-- start of Records provided --

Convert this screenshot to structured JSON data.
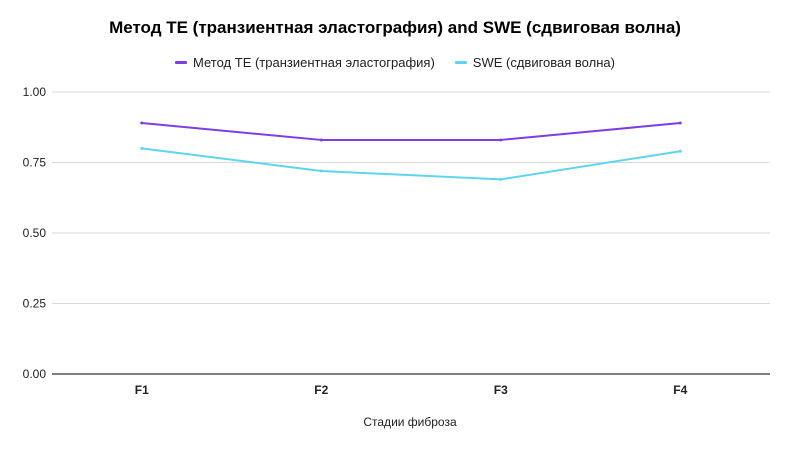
{
  "chart_data": {
    "type": "line",
    "title": "Метод TE (транзиентная эластография) and SWE (сдвиговая волна)",
    "xlabel": "Стадии фиброза",
    "ylabel": "",
    "categories": [
      "F1",
      "F2",
      "F3",
      "F4"
    ],
    "ylim": [
      0,
      1
    ],
    "yticks": [
      "0.00",
      "0.25",
      "0.50",
      "0.75",
      "1.00"
    ],
    "grid": true,
    "legend_position": "top",
    "series": [
      {
        "name": "Метод TE (транзиентная эластография)",
        "color": "#7b3fe4",
        "values": [
          0.89,
          0.83,
          0.83,
          0.89
        ]
      },
      {
        "name": "SWE (сдвиговая волна)",
        "color": "#5fd4f0",
        "values": [
          0.8,
          0.72,
          0.69,
          0.79
        ]
      }
    ]
  }
}
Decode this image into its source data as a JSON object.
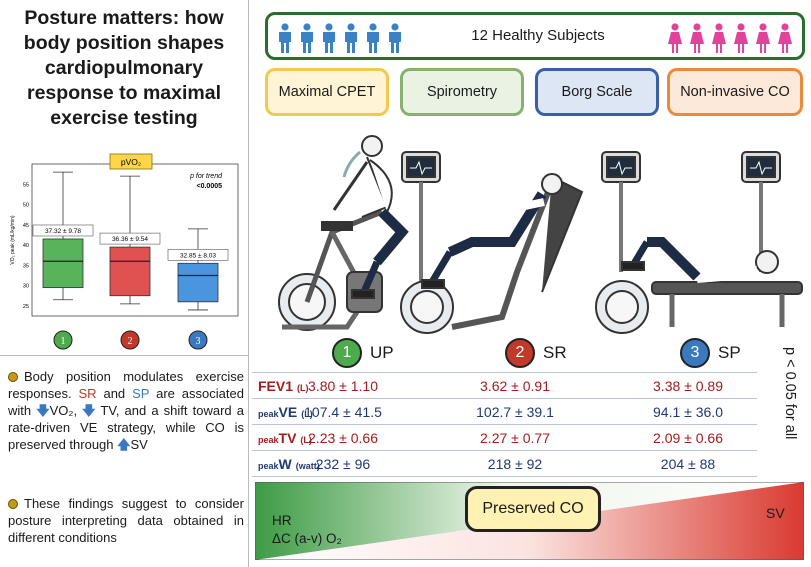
{
  "title": "Posture matters: how body position shapes cardiopulmonary response to maximal exercise testing",
  "boxplot": {
    "title": "pVO₂",
    "trend_label": "p for trend",
    "trend_value": "<0.0005",
    "ylabel": "VO₂ peak (mL/kg/min)",
    "yticks": [
      "25",
      "30",
      "35",
      "40",
      "45",
      "50",
      "55"
    ],
    "groups": [
      {
        "label": "1",
        "color": "#4daa4d",
        "box_color": "#59b35a",
        "annotation": "37.32 ± 9.78",
        "min": 26.5,
        "q1": 29.5,
        "median": 36,
        "q3": 41.5,
        "max": 58
      },
      {
        "label": "2",
        "color": "#c0392b",
        "box_color": "#e05252",
        "annotation": "36.36 ± 9.54",
        "min": 25.5,
        "q1": 27.5,
        "median": 36,
        "q3": 39.5,
        "max": 57
      },
      {
        "label": "3",
        "color": "#3a78c0",
        "box_color": "#4a95de",
        "annotation": "32.85 ± 8.03",
        "min": 24,
        "q1": 26,
        "median": 32.5,
        "q3": 35.5,
        "max": 44
      }
    ]
  },
  "finding1": {
    "p1": "Body position modulates exercise responses.",
    "sr": "SR",
    "and": "and",
    "sp": "SP",
    "p2": "are associated with",
    "vo2": "VO₂,",
    "tv": "TV, and a shift toward a rate-driven VE strategy, while CO is preserved through",
    "sv": "SV"
  },
  "finding2": "These findings suggest to consider posture interpreting data obtained in different conditions",
  "subjects": {
    "label": "12 Healthy Subjects",
    "male_color": "#3b82c4",
    "female_color": "#e0449a"
  },
  "tests": [
    "Maximal CPET",
    "Spirometry",
    "Borg Scale",
    "Non-invasive CO"
  ],
  "positions": [
    {
      "num": "1",
      "label": "UP",
      "color": "#4daa4d"
    },
    {
      "num": "2",
      "label": "SR",
      "color": "#c0392b"
    },
    {
      "num": "3",
      "label": "SP",
      "color": "#3a78c0"
    }
  ],
  "table": [
    {
      "prefix": "",
      "name": "FEV1",
      "unit": "(L)",
      "color": "red",
      "values": [
        "3.80 ± 1.10",
        "3.62 ± 0.91",
        "3.38 ± 0.89"
      ]
    },
    {
      "prefix": "peak",
      "name": "VE",
      "unit": "(L)",
      "color": "blue",
      "values": [
        "107.4 ± 41.5",
        "102.7 ± 39.1",
        "94.1 ± 36.0"
      ]
    },
    {
      "prefix": "peak",
      "name": "TV",
      "unit": "(L)",
      "color": "red",
      "values": [
        "2.23 ± 0.66",
        "2.27 ± 0.77",
        "2.09 ± 0.66"
      ]
    },
    {
      "prefix": "peak",
      "name": "W",
      "unit": "(watt)",
      "color": "blue",
      "values": [
        "232 ± 96",
        "218 ± 92",
        "204 ± 88"
      ]
    }
  ],
  "ptrend": "p < 0.05 for all",
  "bottom": {
    "preserved": "Preserved CO",
    "hr": "HR",
    "avo2": "ΔC (a-v) O₂",
    "sv": "SV"
  }
}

-- end of Records provided --

= Do this =
In your copy of the listing above, reproduce each line exactly and omit all pictures.

= Result of the task =
Convert this screenshot to structured JSON data.
{
  "chart_data": {
    "type": "line",
    "title": "Метод TE (транзиентная эластография) and SWE (сдвиговая волна)",
    "xlabel": "Стадии фиброза",
    "ylabel": "",
    "categories": [
      "F1",
      "F2",
      "F3",
      "F4"
    ],
    "ylim": [
      0,
      1
    ],
    "yticks": [
      "0.00",
      "0.25",
      "0.50",
      "0.75",
      "1.00"
    ],
    "grid": true,
    "legend_position": "top",
    "series": [
      {
        "name": "Метод TE (транзиентная эластография)",
        "color": "#7b3fe4",
        "values": [
          0.89,
          0.83,
          0.83,
          0.89
        ]
      },
      {
        "name": "SWE (сдвиговая волна)",
        "color": "#5fd4f0",
        "values": [
          0.8,
          0.72,
          0.69,
          0.79
        ]
      }
    ]
  }
}
Decode this image into its source data as a JSON object.
{
  "title": "Posture matters: how body position shapes cardiopulmonary response to maximal exercise testing",
  "boxplot": {
    "title": "pVO₂",
    "trend_label": "p for trend",
    "trend_value": "<0.0005",
    "ylabel": "VO₂ peak (mL/kg/min)",
    "yticks": [
      "25",
      "30",
      "35",
      "40",
      "45",
      "50",
      "55"
    ],
    "groups": [
      {
        "label": "1",
        "color": "#4daa4d",
        "box_color": "#59b35a",
        "annotation": "37.32 ± 9.78",
        "min": 26.5,
        "q1": 29.5,
        "median": 36,
        "q3": 41.5,
        "max": 58
      },
      {
        "label": "2",
        "color": "#c0392b",
        "box_color": "#e05252",
        "annotation": "36.36 ± 9.54",
        "min": 25.5,
        "q1": 27.5,
        "median": 36,
        "q3": 39.5,
        "max": 57
      },
      {
        "label": "3",
        "color": "#3a78c0",
        "box_color": "#4a95de",
        "annotation": "32.85 ± 8.03",
        "min": 24,
        "q1": 26,
        "median": 32.5,
        "q3": 35.5,
        "max": 44
      }
    ]
  },
  "finding1": {
    "p1": "Body position modulates exercise responses.",
    "sr": "SR",
    "and": "and",
    "sp": "SP",
    "p2": "are associated with",
    "vo2": "VO₂,",
    "tv": "TV, and a shift toward a rate-driven VE strategy, while CO is preserved through",
    "sv": "SV"
  },
  "finding2": "These findings suggest to consider posture interpreting data obtained in different conditions",
  "subjects": {
    "label": "12 Healthy Subjects",
    "male_color": "#3b82c4",
    "female_color": "#e0449a"
  },
  "tests": [
    "Maximal CPET",
    "Spirometry",
    "Borg Scale",
    "Non-invasive CO"
  ],
  "positions": [
    {
      "num": "1",
      "label": "UP",
      "color": "#4daa4d"
    },
    {
      "num": "2",
      "label": "SR",
      "color": "#c0392b"
    },
    {
      "num": "3",
      "label": "SP",
      "color": "#3a78c0"
    }
  ],
  "table": [
    {
      "prefix": "",
      "name": "FEV1",
      "unit": "(L)",
      "color": "red",
      "values": [
        "3.80 ± 1.10",
        "3.62 ± 0.91",
        "3.38 ± 0.89"
      ]
    },
    {
      "prefix": "peak",
      "name": "VE",
      "unit": "(L)",
      "color": "blue",
      "values": [
        "107.4 ± 41.5",
        "102.7 ± 39.1",
        "94.1 ± 36.0"
      ]
    },
    {
      "prefix": "peak",
      "name": "TV",
      "unit": "(L)",
      "color": "red",
      "values": [
        "2.23 ± 0.66",
        "2.27 ± 0.77",
        "2.09 ± 0.66"
      ]
    },
    {
      "prefix": "peak",
      "name": "W",
      "unit": "(watt)",
      "color": "blue",
      "values": [
        "232 ± 96",
        "218 ± 92",
        "204 ± 88"
      ]
    }
  ],
  "ptrend": "p < 0.05 for all",
  "bottom": {
    "preserved": "Preserved CO",
    "hr": "HR",
    "avo2": "ΔC (a-v) O₂",
    "sv": "SV"
  }
}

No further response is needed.